# Task goal
Please transcribe the listing below in full and word for word, without its pictures.

# Source material
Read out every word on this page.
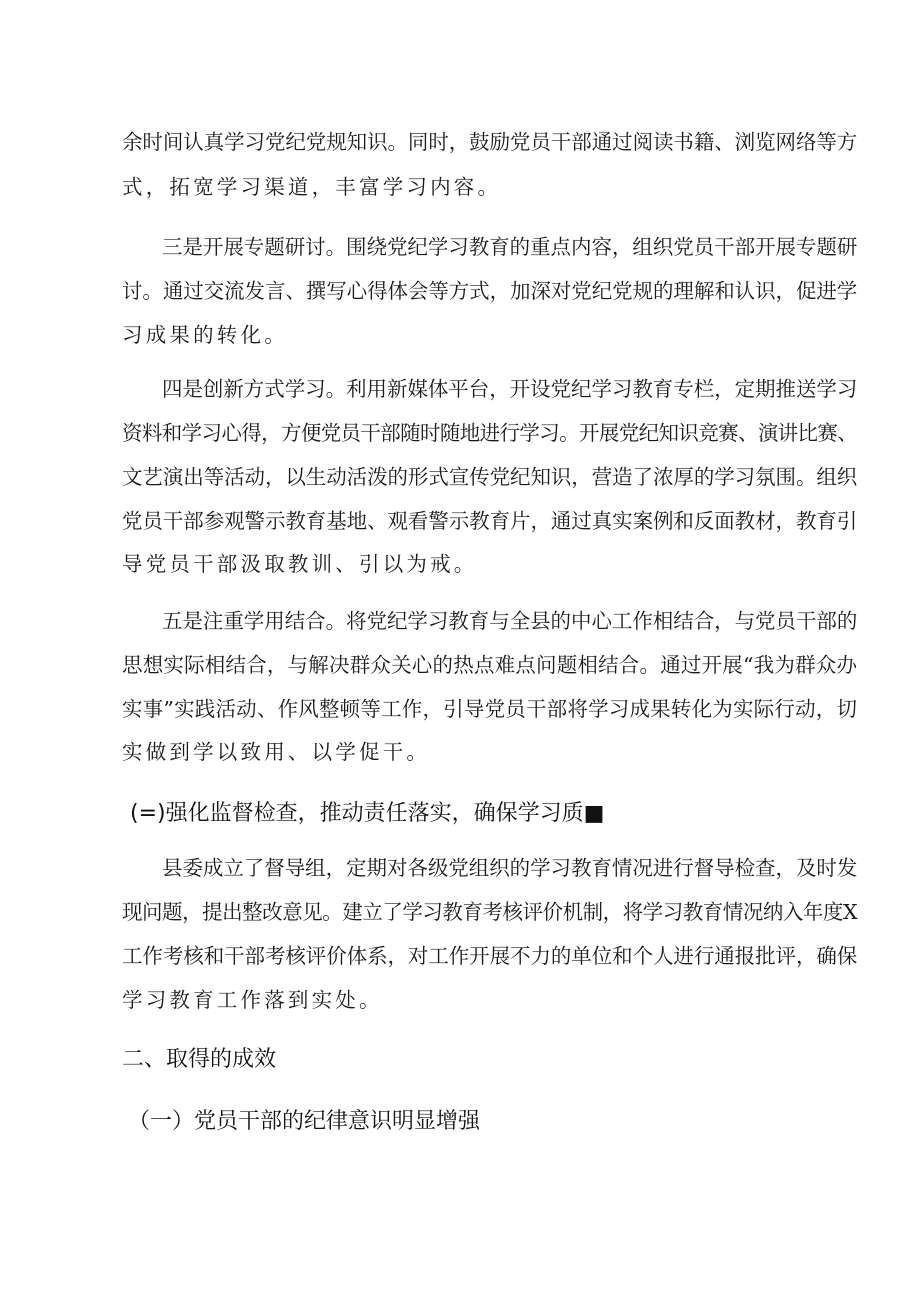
余时间认真学习党纪党规知识。同时，鼓励党员干部通过阅读书籍、浏览网络等方
式，拓宽学习渠道，丰富学习内容。
三是开展专题研讨。围绕党纪学习教育的重点内容，组织党员干部开展专题研
讨。通过交流发言、撰写心得体会等方式，加深对党纪党规的理解和认识，促进学
习成果的转化。
四是创新方式学习。利用新媒体平台，开设党纪学习教育专栏，定期推送学习
资料和学习心得，方便党员干部随时随地进行学习。开展党纪知识竞赛、演讲比赛、
文艺演出等活动，以生动活泼的形式宣传党纪知识，营造了浓厚的学习氛围。组织
党员干部参观警示教育基地、观看警示教育片，通过真实案例和反面教材，教育引
导党员干部汲取教训、引以为戒。
五是注重学用结合。将党纪学习教育与全县的中心工作相结合，与党员干部的
思想实际相结合，与解决群众关心的热点难点问题相结合。通过开展“我为群众办
实事”实践活动、作风整顿等工作，引导党员干部将学习成果转化为实际行动，切
实做到学以致用、以学促干。
(=)强化监督检查，推动责任落实，确保学习质■
县委成立了督导组，定期对各级党组织的学习教育情况进行督导检查，及时发
现问题，提出整改意见。建立了学习教育考核评价机制，将学习教育情况纳入年度X
工作考核和干部考核评价体系，对工作开展不力的单位和个人进行通报批评，确保
学习教育工作落到实处。
二、取得的成效
（一）党员干部的纪律意识明显增强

# Complete output
Read out every word on this page.
余时间认真学习党纪党规知识。同时，鼓励党员干部通过阅读书籍、浏览网络等方
式，拓宽学习渠道，丰富学习内容。
三是开展专题研讨。围绕党纪学习教育的重点内容，组织党员干部开展专题研
讨。通过交流发言、撰写心得体会等方式，加深对党纪党规的理解和认识，促进学
习成果的转化。
四是创新方式学习。利用新媒体平台，开设党纪学习教育专栏，定期推送学习
资料和学习心得，方便党员干部随时随地进行学习。开展党纪知识竞赛、演讲比赛、
文艺演出等活动，以生动活泼的形式宣传党纪知识，营造了浓厚的学习氛围。组织
党员干部参观警示教育基地、观看警示教育片，通过真实案例和反面教材，教育引
导党员干部汲取教训、引以为戒。
五是注重学用结合。将党纪学习教育与全县的中心工作相结合，与党员干部的
思想实际相结合，与解决群众关心的热点难点问题相结合。通过开展“我为群众办
实事”实践活动、作风整顿等工作，引导党员干部将学习成果转化为实际行动，切
实做到学以致用、以学促干。
(=)强化监督检查，推动责任落实，确保学习质■
县委成立了督导组，定期对各级党组织的学习教育情况进行督导检查，及时发
现问题，提出整改意见。建立了学习教育考核评价机制，将学习教育情况纳入年度X
工作考核和干部考核评价体系，对工作开展不力的单位和个人进行通报批评，确保
学习教育工作落到实处。
二、取得的成效
（一）党员干部的纪律意识明显增强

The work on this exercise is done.